*DIRECTIONS*:
Below are some records. Copy every line in them that holds "content".

--- START DATASET ENTRIES ---

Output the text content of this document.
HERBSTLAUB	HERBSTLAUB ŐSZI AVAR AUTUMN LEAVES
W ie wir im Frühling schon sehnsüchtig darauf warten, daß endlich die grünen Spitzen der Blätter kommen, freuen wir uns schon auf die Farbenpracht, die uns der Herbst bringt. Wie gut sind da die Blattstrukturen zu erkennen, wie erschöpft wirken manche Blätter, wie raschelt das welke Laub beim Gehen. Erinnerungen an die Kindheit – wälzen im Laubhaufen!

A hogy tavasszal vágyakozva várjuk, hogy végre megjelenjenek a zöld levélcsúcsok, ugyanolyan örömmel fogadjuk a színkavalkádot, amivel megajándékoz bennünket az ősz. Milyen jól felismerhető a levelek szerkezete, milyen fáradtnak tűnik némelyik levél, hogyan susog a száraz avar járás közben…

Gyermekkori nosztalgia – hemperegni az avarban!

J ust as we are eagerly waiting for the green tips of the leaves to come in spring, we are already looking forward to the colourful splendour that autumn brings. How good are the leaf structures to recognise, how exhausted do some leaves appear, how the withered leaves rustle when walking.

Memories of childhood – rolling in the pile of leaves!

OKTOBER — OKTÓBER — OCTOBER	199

--- END DATASET ENTRIES ---
--- START DATASET ENTRIES ---

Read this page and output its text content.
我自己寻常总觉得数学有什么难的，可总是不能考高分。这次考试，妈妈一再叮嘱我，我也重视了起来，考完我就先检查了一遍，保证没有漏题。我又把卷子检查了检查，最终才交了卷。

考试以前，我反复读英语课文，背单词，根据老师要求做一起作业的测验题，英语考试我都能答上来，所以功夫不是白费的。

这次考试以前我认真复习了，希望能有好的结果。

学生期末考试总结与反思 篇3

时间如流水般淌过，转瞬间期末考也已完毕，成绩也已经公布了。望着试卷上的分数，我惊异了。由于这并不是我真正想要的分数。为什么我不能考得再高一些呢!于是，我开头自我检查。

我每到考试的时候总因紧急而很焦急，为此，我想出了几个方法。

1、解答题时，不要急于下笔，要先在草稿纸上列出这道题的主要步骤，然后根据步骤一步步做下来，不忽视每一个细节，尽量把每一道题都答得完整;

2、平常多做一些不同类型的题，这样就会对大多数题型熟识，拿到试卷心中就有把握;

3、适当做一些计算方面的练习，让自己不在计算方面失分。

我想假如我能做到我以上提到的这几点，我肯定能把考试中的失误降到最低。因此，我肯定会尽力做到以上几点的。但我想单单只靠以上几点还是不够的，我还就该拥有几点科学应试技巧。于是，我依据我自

--- END DATASET ENTRIES ---

*PROBLEM SOLUTION*:
Output the text content of this document.
Read this page and output its text content.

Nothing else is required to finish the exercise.